WORK REQUIRED:
Pictures do not belong in the copy, so please give every entry below again exactly.

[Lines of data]
****************
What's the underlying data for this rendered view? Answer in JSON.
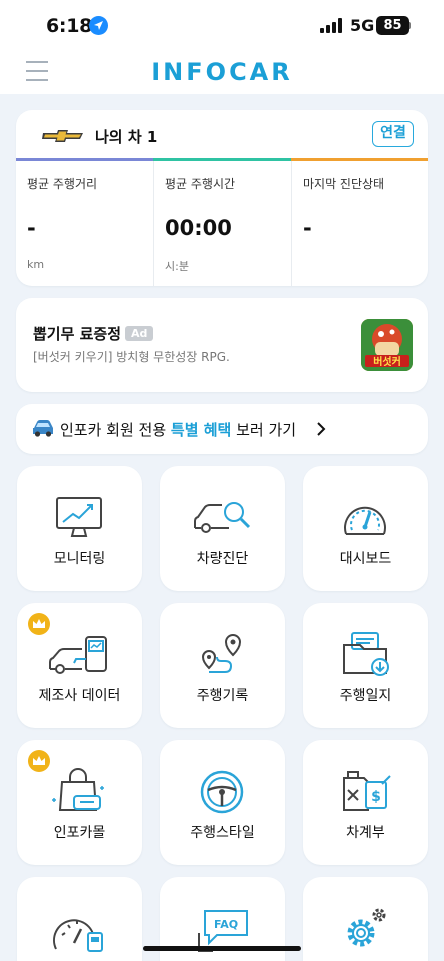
{
  "status_bar": {
    "time": "6:18",
    "network": "5G",
    "battery": "85"
  },
  "header": {
    "logo": "INFOCAR"
  },
  "my_car": {
    "name": "나의 차 1",
    "connect_label": "연결",
    "stats": [
      {
        "label": "평균 주행거리",
        "value": "-",
        "unit": "km",
        "color": "#7a87d6"
      },
      {
        "label": "평균 주행시간",
        "value": "00:00",
        "unit": "시:분",
        "color": "#2fc3a3"
      },
      {
        "label": "마지막 진단상태",
        "value": "-",
        "unit": "",
        "color": "#f0a030"
      }
    ]
  },
  "ad": {
    "title": "뽑기무 료증정",
    "badge": "Ad",
    "description": "[버섯커 키우기] 방치형 무한성장 RPG.",
    "thumb_text": "버섯커"
  },
  "promo": {
    "prefix": "인포카 회원 전용 ",
    "highlight": "특별 혜택",
    "suffix": " 보러 가기"
  },
  "menu": [
    {
      "label": "모니터링",
      "icon": "monitor-chart-icon",
      "premium": false
    },
    {
      "label": "차량진단",
      "icon": "car-search-icon",
      "premium": false
    },
    {
      "label": "대시보드",
      "icon": "speedometer-icon",
      "premium": false
    },
    {
      "label": "제조사 데이터",
      "icon": "car-scanner-icon",
      "premium": true
    },
    {
      "label": "주행기록",
      "icon": "route-pin-icon",
      "premium": false
    },
    {
      "label": "주행일지",
      "icon": "folder-download-icon",
      "premium": false
    },
    {
      "label": "인포카몰",
      "icon": "shopping-bag-icon",
      "premium": true
    },
    {
      "label": "주행스타일",
      "icon": "steering-wheel-icon",
      "premium": false
    },
    {
      "label": "차계부",
      "icon": "fuel-receipt-icon",
      "premium": false
    },
    {
      "label": "",
      "icon": "gauge-fuel-icon",
      "premium": false
    },
    {
      "label": "",
      "icon": "faq-chat-icon",
      "premium": false
    },
    {
      "label": "",
      "icon": "settings-gears-icon",
      "premium": false
    }
  ],
  "colors": {
    "brand": "#1b9fd6",
    "accent_icon": "#2aa4d8",
    "crown": "#f1b318",
    "background": "#eef3f9"
  }
}
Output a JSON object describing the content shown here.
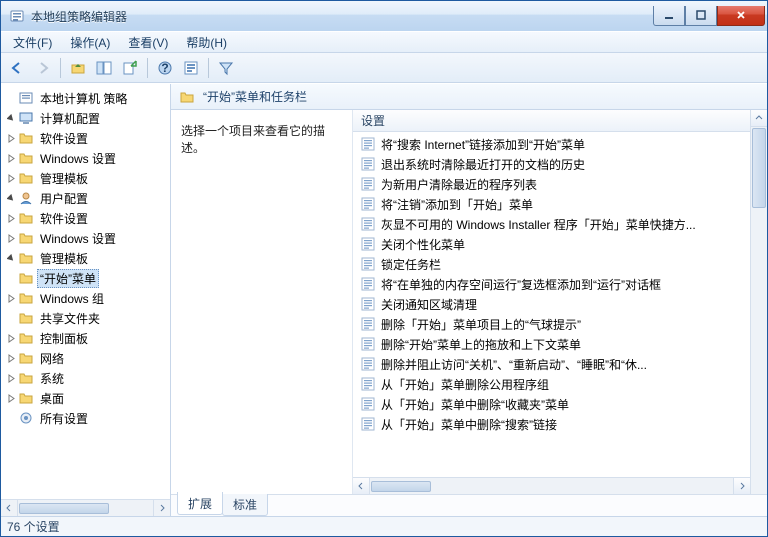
{
  "window": {
    "title": "本地组策略编辑器"
  },
  "menu": {
    "file": "文件(F)",
    "action": "操作(A)",
    "view": "查看(V)",
    "help": "帮助(H)"
  },
  "tree": {
    "root": "本地计算机 策略",
    "computer": "计算机配置",
    "c_soft": "软件设置",
    "c_win": "Windows 设置",
    "c_admin": "管理模板",
    "user": "用户配置",
    "u_soft": "软件设置",
    "u_win": "Windows 设置",
    "u_admin": "管理模板",
    "start": "“开始”菜单",
    "wincomp": "Windows 组",
    "shared": "共享文件夹",
    "control": "控制面板",
    "network": "网络",
    "system": "系统",
    "desktop": "桌面",
    "allset": "所有设置"
  },
  "header": {
    "title": "“开始”菜单和任务栏"
  },
  "desc": "选择一个项目来查看它的描述。",
  "listhdr": "设置",
  "items": [
    "将“搜索 Internet”链接添加到“开始”菜单",
    "退出系统时清除最近打开的文档的历史",
    "为新用户清除最近的程序列表",
    "将“注销”添加到「开始」菜单",
    "灰显不可用的 Windows Installer 程序「开始」菜单快捷方...",
    "关闭个性化菜单",
    "锁定任务栏",
    "将“在单独的内存空间运行”复选框添加到“运行”对话框",
    "关闭通知区域清理",
    "删除「开始」菜单项目上的“气球提示”",
    "删除“开始”菜单上的拖放和上下文菜单",
    "删除并阻止访问“关机”、“重新启动”、“睡眠”和“休...",
    "从「开始」菜单删除公用程序组",
    "从「开始」菜单中删除“收藏夹”菜单",
    "从「开始」菜单中删除“搜索”链接"
  ],
  "tabs": {
    "ext": "扩展",
    "std": "标准"
  },
  "status": "76 个设置"
}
****************
WRITTEN RESPONSE:
What's the underlying data for this rendered view? Answer in JSON.
{
  "status_bar": {
    "time": "6:18",
    "network": "5G",
    "battery": "85"
  },
  "header": {
    "logo": "INFOCAR"
  },
  "my_car": {
    "name": "나의 차 1",
    "connect_label": "연결",
    "stats": [
      {
        "label": "평균 주행거리",
        "value": "-",
        "unit": "km",
        "color": "#7a87d6"
      },
      {
        "label": "평균 주행시간",
        "value": "00:00",
        "unit": "시:분",
        "color": "#2fc3a3"
      },
      {
        "label": "마지막 진단상태",
        "value": "-",
        "unit": "",
        "color": "#f0a030"
      }
    ]
  },
  "ad": {
    "title": "뽑기무 료증정",
    "badge": "Ad",
    "description": "[버섯커 키우기] 방치형 무한성장 RPG.",
    "thumb_text": "버섯커"
  },
  "promo": {
    "prefix": "인포카 회원 전용 ",
    "highlight": "특별 혜택",
    "suffix": " 보러 가기"
  },
  "menu": [
    {
      "label": "모니터링",
      "icon": "monitor-chart-icon",
      "premium": false
    },
    {
      "label": "차량진단",
      "icon": "car-search-icon",
      "premium": false
    },
    {
      "label": "대시보드",
      "icon": "speedometer-icon",
      "premium": false
    },
    {
      "label": "제조사 데이터",
      "icon": "car-scanner-icon",
      "premium": true
    },
    {
      "label": "주행기록",
      "icon": "route-pin-icon",
      "premium": false
    },
    {
      "label": "주행일지",
      "icon": "folder-download-icon",
      "premium": false
    },
    {
      "label": "인포카몰",
      "icon": "shopping-bag-icon",
      "premium": true
    },
    {
      "label": "주행스타일",
      "icon": "steering-wheel-icon",
      "premium": false
    },
    {
      "label": "차계부",
      "icon": "fuel-receipt-icon",
      "premium": false
    },
    {
      "label": "",
      "icon": "gauge-fuel-icon",
      "premium": false
    },
    {
      "label": "",
      "icon": "faq-chat-icon",
      "premium": false
    },
    {
      "label": "",
      "icon": "settings-gears-icon",
      "premium": false
    }
  ],
  "colors": {
    "brand": "#1b9fd6",
    "accent_icon": "#2aa4d8",
    "crown": "#f1b318",
    "background": "#eef3f9"
  }
}
Output a JSON object describing the content shown here.
{
  "window": {
    "title": "本地组策略编辑器"
  },
  "menu": {
    "file": "文件(F)",
    "action": "操作(A)",
    "view": "查看(V)",
    "help": "帮助(H)"
  },
  "tree": {
    "root": "本地计算机 策略",
    "computer": "计算机配置",
    "c_soft": "软件设置",
    "c_win": "Windows 设置",
    "c_admin": "管理模板",
    "user": "用户配置",
    "u_soft": "软件设置",
    "u_win": "Windows 设置",
    "u_admin": "管理模板",
    "start": "“开始”菜单",
    "wincomp": "Windows 组",
    "shared": "共享文件夹",
    "control": "控制面板",
    "network": "网络",
    "system": "系统",
    "desktop": "桌面",
    "allset": "所有设置"
  },
  "header": {
    "title": "“开始”菜单和任务栏"
  },
  "desc": "选择一个项目来查看它的描述。",
  "listhdr": "设置",
  "items": [
    "将“搜索 Internet”链接添加到“开始”菜单",
    "退出系统时清除最近打开的文档的历史",
    "为新用户清除最近的程序列表",
    "将“注销”添加到「开始」菜单",
    "灰显不可用的 Windows Installer 程序「开始」菜单快捷方...",
    "关闭个性化菜单",
    "锁定任务栏",
    "将“在单独的内存空间运行”复选框添加到“运行”对话框",
    "关闭通知区域清理",
    "删除「开始」菜单项目上的“气球提示”",
    "删除“开始”菜单上的拖放和上下文菜单",
    "删除并阻止访问“关机”、“重新启动”、“睡眠”和“休...",
    "从「开始」菜单删除公用程序组",
    "从「开始」菜单中删除“收藏夹”菜单",
    "从「开始」菜单中删除“搜索”链接"
  ],
  "tabs": {
    "ext": "扩展",
    "std": "标准"
  },
  "status": "76 个设置"
}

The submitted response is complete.